[Dataset rows]
::::::::

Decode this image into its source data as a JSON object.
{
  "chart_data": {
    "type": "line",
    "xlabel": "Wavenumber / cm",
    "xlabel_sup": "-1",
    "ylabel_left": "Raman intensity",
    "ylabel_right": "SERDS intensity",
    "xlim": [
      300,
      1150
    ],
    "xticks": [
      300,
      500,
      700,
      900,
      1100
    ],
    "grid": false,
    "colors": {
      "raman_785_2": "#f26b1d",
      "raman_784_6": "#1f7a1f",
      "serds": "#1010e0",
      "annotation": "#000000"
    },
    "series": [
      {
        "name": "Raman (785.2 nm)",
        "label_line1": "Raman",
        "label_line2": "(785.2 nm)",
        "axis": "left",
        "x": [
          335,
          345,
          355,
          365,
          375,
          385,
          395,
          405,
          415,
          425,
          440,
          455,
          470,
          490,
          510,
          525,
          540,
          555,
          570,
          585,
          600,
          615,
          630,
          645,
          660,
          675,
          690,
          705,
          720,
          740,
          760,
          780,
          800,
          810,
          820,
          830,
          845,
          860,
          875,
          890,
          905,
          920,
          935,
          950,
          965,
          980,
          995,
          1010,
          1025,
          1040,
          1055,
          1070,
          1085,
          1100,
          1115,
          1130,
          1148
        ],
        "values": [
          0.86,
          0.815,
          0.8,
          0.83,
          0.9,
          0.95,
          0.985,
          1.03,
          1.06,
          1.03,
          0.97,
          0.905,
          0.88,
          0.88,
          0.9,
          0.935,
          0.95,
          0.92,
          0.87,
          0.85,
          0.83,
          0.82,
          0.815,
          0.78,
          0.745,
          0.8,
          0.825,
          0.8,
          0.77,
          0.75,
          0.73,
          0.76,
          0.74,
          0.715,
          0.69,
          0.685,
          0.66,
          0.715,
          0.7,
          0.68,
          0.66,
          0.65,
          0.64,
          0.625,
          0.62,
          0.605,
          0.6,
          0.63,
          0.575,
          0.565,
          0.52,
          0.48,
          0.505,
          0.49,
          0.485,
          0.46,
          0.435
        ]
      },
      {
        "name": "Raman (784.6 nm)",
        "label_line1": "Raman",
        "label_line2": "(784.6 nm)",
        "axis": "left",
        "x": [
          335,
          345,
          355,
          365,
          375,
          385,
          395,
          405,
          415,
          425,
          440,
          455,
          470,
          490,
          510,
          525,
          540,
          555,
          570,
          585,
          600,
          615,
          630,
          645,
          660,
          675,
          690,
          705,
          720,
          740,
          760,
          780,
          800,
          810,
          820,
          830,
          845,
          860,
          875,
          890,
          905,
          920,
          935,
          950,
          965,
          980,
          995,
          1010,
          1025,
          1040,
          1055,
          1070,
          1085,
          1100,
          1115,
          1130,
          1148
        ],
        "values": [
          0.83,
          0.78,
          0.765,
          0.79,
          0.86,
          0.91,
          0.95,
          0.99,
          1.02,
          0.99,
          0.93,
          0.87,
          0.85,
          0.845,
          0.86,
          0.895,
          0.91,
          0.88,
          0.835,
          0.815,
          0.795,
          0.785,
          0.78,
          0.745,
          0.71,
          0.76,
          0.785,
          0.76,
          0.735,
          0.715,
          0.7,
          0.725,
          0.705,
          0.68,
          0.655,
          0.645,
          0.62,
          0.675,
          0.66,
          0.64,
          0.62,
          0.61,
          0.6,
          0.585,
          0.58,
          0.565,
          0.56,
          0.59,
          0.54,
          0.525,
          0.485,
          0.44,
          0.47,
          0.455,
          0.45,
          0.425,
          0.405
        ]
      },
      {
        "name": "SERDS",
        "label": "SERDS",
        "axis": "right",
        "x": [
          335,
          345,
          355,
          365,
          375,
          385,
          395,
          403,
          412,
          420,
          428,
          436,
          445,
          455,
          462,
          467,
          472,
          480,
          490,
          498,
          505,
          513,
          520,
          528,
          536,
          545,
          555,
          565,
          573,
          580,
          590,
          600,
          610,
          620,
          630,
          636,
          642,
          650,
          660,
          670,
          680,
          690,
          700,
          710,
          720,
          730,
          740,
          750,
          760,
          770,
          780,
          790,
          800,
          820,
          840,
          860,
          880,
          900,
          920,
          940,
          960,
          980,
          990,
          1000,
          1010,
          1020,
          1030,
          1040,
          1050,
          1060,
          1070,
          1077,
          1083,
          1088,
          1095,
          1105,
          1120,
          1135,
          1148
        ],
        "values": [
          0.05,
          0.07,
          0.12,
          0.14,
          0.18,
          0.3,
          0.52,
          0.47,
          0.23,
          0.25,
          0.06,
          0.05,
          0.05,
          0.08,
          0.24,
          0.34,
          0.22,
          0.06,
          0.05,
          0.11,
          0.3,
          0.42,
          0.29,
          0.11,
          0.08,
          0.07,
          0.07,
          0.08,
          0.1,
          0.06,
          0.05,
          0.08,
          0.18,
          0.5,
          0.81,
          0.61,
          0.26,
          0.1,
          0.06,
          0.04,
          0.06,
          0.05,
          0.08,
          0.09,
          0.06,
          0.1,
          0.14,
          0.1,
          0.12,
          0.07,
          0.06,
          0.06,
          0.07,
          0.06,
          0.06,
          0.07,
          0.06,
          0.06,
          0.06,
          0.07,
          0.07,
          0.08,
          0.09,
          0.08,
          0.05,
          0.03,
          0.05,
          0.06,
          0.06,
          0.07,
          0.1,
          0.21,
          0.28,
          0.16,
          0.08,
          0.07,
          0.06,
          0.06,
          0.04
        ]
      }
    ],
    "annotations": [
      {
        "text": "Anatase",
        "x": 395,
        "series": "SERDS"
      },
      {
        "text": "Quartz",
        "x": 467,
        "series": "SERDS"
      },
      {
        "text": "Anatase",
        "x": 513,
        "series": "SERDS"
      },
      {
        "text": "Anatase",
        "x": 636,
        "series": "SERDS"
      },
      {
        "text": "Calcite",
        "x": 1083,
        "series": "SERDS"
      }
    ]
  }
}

::::::::

• [TO BE DONE]
List all lines above in which the string "intensity" appears.

• [TASK RESPONSE]
    "ylabel_left": "Raman intensity",
    "ylabel_right": "SERDS intensity",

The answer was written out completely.